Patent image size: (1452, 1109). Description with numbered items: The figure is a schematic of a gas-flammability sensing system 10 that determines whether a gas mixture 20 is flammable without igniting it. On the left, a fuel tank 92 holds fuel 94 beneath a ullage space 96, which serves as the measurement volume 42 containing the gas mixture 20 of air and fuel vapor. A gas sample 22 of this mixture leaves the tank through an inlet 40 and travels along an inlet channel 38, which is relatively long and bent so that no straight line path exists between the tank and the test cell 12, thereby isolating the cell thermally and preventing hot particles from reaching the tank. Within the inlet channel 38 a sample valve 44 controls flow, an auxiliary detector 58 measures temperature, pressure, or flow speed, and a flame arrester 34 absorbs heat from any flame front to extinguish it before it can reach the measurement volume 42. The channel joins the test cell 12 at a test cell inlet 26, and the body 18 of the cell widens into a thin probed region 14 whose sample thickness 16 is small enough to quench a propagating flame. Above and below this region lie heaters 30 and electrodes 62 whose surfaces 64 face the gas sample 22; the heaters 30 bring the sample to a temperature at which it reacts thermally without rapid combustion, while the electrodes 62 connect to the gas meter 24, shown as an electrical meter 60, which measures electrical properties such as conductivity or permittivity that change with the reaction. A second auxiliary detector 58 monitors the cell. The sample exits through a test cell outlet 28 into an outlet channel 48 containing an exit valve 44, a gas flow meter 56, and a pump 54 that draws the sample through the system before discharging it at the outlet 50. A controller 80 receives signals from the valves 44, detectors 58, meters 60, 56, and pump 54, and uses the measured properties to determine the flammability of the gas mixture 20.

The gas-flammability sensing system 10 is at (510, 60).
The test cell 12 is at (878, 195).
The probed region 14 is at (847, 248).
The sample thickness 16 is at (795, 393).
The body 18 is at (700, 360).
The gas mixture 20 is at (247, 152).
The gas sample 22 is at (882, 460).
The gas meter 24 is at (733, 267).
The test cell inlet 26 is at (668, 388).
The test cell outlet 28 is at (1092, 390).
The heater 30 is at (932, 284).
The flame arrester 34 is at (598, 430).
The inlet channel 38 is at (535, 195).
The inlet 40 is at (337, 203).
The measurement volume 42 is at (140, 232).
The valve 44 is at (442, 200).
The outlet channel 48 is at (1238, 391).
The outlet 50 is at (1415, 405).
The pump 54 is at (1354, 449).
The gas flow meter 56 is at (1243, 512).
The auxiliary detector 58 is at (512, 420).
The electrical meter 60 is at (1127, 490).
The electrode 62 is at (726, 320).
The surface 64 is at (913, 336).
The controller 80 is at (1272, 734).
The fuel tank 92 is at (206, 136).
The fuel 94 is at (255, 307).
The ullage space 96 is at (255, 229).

SET PROBLEM: Pick out each line of the records that contains the word "electrical".

EXERCISE RESULT:
Patent image size: (1452, 1109). Description with numbered items: The figure is a schematic of a gas-flammability sensing system 10 that determines whether a gas mixture 20 is flammable without igniting it. On the left, a fuel tank 92 holds fuel 94 beneath a ullage space 96, which serves as the measurement volume 42 containing the gas mixture 20 of air and fuel vapor. A gas sample 22 of this mixture leaves the tank through an inlet 40 and travels along an inlet channel 38, which is relatively long and bent so that no straight line path exists between the tank and the test cell 12, thereby isolating the cell thermally and preventing hot particles from reaching the tank. Within the inlet channel 38 a sample valve 44 controls flow, an auxiliary detector 58 measures temperature, pressure, or flow speed, and a flame arrester 34 absorbs heat from any flame front to extinguish it before it can reach the measurement volume 42. The channel joins the test cell 12 at a test cell inlet 26, and the body 18 of the cell widens into a thin probed region 14 whose sample thickness 16 is small enough to quench a propagating flame. Above and below this region lie heaters 30 and electrodes 62 whose surfaces 64 face the gas sample 22; the heaters 30 bring the sample to a temperature at which it reacts thermally without rapid combustion, while the electrodes 62 connect to the gas meter 24, shown as an electrical meter 60, which measures electrical properties such as conductivity or permittivity that change with the reaction. A second auxiliary detector 58 monitors the cell. The sample exits through a test cell outlet 28 into an outlet channel 48 containing an exit valve 44, a gas flow meter 56, and a pump 54 that draws the sample through the system before discharging it at the outlet 50. A controller 80 receives signals from the valves 44, detectors 58, meters 60, 56, and pump 54, and uses the measured properties to determine the flammability of the gas mixture 20.
The electrical meter 60 is at (1127, 490).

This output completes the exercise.